Figure content listings:
- - -
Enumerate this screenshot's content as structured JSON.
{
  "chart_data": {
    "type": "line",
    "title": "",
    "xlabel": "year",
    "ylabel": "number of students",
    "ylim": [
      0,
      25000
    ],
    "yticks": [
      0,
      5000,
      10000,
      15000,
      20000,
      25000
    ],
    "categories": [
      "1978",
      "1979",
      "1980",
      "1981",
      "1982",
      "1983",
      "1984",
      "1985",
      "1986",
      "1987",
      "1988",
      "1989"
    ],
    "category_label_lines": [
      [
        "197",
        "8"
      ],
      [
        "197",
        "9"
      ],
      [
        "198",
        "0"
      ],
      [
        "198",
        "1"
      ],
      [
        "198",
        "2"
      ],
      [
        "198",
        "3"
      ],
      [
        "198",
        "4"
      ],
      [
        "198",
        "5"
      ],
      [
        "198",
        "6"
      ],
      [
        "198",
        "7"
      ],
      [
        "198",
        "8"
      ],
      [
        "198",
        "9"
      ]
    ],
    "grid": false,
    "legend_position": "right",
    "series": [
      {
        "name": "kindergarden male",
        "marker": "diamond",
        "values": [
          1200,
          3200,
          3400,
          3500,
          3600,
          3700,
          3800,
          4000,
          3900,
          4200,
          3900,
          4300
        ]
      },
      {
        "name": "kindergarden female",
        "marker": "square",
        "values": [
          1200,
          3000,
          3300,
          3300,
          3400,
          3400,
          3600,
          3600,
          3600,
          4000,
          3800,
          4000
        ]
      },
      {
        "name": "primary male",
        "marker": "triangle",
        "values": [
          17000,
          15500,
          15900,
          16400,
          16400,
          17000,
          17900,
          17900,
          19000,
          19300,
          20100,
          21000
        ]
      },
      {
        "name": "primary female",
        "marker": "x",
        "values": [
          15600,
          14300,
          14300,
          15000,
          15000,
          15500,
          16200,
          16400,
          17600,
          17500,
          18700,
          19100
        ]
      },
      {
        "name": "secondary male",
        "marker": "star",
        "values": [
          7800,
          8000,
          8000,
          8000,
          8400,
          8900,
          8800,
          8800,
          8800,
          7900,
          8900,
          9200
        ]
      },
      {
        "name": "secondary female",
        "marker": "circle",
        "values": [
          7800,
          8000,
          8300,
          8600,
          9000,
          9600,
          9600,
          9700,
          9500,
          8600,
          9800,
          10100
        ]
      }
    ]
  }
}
- - -
Description of the task: Reproduce all of the material above word for word.

Response to the task:
Enumerate this screenshot's content as structured JSON.
{
  "chart_data": {
    "type": "line",
    "title": "",
    "xlabel": "year",
    "ylabel": "number of students",
    "ylim": [
      0,
      25000
    ],
    "yticks": [
      0,
      5000,
      10000,
      15000,
      20000,
      25000
    ],
    "categories": [
      "1978",
      "1979",
      "1980",
      "1981",
      "1982",
      "1983",
      "1984",
      "1985",
      "1986",
      "1987",
      "1988",
      "1989"
    ],
    "category_label_lines": [
      [
        "197",
        "8"
      ],
      [
        "197",
        "9"
      ],
      [
        "198",
        "0"
      ],
      [
        "198",
        "1"
      ],
      [
        "198",
        "2"
      ],
      [
        "198",
        "3"
      ],
      [
        "198",
        "4"
      ],
      [
        "198",
        "5"
      ],
      [
        "198",
        "6"
      ],
      [
        "198",
        "7"
      ],
      [
        "198",
        "8"
      ],
      [
        "198",
        "9"
      ]
    ],
    "grid": false,
    "legend_position": "right",
    "series": [
      {
        "name": "kindergarden male",
        "marker": "diamond",
        "values": [
          1200,
          3200,
          3400,
          3500,
          3600,
          3700,
          3800,
          4000,
          3900,
          4200,
          3900,
          4300
        ]
      },
      {
        "name": "kindergarden female",
        "marker": "square",
        "values": [
          1200,
          3000,
          3300,
          3300,
          3400,
          3400,
          3600,
          3600,
          3600,
          4000,
          3800,
          4000
        ]
      },
      {
        "name": "primary male",
        "marker": "triangle",
        "values": [
          17000,
          15500,
          15900,
          16400,
          16400,
          17000,
          17900,
          17900,
          19000,
          19300,
          20100,
          21000
        ]
      },
      {
        "name": "primary female",
        "marker": "x",
        "values": [
          15600,
          14300,
          14300,
          15000,
          15000,
          15500,
          16200,
          16400,
          17600,
          17500,
          18700,
          19100
        ]
      },
      {
        "name": "secondary male",
        "marker": "star",
        "values": [
          7800,
          8000,
          8000,
          8000,
          8400,
          8900,
          8800,
          8800,
          8800,
          7900,
          8900,
          9200
        ]
      },
      {
        "name": "secondary female",
        "marker": "circle",
        "values": [
          7800,
          8000,
          8300,
          8600,
          9000,
          9600,
          9600,
          9700,
          9500,
          8600,
          9800,
          10100
        ]
      }
    ]
  }
}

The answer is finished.